- **Exercise**
Gather up the lines that contain "content".

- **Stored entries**
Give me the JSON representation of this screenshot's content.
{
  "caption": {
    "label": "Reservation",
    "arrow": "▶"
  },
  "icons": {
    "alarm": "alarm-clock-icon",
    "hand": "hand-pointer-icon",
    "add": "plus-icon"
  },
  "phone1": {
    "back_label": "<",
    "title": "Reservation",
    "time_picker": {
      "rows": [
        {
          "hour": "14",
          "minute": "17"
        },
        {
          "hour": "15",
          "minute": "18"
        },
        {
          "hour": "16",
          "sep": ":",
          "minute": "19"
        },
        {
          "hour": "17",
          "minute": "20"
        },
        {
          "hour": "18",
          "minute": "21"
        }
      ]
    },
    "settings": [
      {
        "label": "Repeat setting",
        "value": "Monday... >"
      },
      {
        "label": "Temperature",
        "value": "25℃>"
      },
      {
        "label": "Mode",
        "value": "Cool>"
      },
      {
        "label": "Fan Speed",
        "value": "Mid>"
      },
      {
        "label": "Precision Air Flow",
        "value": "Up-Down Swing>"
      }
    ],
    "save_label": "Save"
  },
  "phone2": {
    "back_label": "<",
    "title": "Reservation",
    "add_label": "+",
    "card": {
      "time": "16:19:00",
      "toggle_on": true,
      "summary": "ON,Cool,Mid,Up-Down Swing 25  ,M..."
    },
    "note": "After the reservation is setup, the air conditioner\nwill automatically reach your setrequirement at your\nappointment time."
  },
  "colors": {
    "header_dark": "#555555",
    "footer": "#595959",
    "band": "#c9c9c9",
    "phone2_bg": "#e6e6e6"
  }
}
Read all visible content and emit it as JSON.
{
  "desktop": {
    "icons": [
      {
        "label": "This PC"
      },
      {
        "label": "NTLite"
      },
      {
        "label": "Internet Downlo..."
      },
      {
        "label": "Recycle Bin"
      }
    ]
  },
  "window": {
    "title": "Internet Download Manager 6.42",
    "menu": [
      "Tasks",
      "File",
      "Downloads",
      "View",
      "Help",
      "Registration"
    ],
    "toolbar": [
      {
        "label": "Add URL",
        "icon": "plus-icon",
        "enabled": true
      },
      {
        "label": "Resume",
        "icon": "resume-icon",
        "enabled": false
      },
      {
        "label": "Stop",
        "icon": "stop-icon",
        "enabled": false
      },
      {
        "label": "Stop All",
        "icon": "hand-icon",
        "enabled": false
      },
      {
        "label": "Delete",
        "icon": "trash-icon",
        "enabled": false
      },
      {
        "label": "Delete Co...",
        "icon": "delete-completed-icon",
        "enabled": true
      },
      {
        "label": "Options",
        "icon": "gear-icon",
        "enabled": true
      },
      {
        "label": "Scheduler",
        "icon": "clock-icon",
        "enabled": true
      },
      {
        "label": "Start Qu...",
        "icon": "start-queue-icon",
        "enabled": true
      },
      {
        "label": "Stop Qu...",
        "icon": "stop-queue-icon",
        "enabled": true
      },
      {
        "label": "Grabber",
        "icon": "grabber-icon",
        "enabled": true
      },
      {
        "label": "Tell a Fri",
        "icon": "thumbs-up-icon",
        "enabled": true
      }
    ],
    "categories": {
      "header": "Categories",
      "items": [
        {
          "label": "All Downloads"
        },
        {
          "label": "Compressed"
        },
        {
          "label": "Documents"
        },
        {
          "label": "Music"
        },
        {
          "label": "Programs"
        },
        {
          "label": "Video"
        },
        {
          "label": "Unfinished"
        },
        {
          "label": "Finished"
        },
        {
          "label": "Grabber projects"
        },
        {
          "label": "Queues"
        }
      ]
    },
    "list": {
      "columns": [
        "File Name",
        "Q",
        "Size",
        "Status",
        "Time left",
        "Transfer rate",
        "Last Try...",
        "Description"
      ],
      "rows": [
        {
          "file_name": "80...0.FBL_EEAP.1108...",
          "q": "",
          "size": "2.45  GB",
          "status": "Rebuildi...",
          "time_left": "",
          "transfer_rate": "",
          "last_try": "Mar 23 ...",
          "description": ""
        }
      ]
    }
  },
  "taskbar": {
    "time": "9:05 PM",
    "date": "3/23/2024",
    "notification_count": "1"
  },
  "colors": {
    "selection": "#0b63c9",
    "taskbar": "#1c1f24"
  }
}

- **Correct response**
Give me the JSON representation of this screenshot's content.
Read all visible content and emit it as JSON.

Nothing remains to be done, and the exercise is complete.